[start PROVIDED RECORDS]

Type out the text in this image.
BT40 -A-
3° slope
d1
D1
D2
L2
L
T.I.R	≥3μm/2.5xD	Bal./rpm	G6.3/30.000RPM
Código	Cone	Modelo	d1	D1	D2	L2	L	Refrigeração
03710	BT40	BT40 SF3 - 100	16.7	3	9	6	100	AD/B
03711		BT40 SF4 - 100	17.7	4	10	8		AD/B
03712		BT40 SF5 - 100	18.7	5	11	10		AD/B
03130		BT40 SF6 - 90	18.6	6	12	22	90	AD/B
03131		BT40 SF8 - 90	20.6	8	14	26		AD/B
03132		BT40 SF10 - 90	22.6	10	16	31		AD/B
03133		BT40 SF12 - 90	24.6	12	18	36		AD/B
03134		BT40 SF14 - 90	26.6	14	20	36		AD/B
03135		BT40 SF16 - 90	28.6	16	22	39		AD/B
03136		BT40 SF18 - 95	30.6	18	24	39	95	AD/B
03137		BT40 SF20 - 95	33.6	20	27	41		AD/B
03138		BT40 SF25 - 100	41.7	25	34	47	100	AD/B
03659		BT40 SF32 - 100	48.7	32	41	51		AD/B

[end PROVIDED RECORDS]

§ **TO DO**
Transcribe the entire listing above precisely.

§ **TASK OUTPUT**
Type out the text in this image.
BT40 -A-
3° slope
d1
D1
D2
L2
L
T.I.R	≥3μm/2.5xD	Bal./rpm	G6.3/30.000RPM
Código	Cone	Modelo	d1	D1	D2	L2	L	Refrigeração
03710	BT40	BT40 SF3 - 100	16.7	3	9	6	100	AD/B
03711		BT40 SF4 - 100	17.7	4	10	8		AD/B
03712		BT40 SF5 - 100	18.7	5	11	10		AD/B
03130		BT40 SF6 - 90	18.6	6	12	22	90	AD/B
03131		BT40 SF8 - 90	20.6	8	14	26		AD/B
03132		BT40 SF10 - 90	22.6	10	16	31		AD/B
03133		BT40 SF12 - 90	24.6	12	18	36		AD/B
03134		BT40 SF14 - 90	26.6	14	20	36		AD/B
03135		BT40 SF16 - 90	28.6	16	22	39		AD/B
03136		BT40 SF18 - 95	30.6	18	24	39	95	AD/B
03137		BT40 SF20 - 95	33.6	20	27	41		AD/B
03138		BT40 SF25 - 100	41.7	25	34	47	100	AD/B
03659		BT40 SF32 - 100	48.7	32	41	51		AD/B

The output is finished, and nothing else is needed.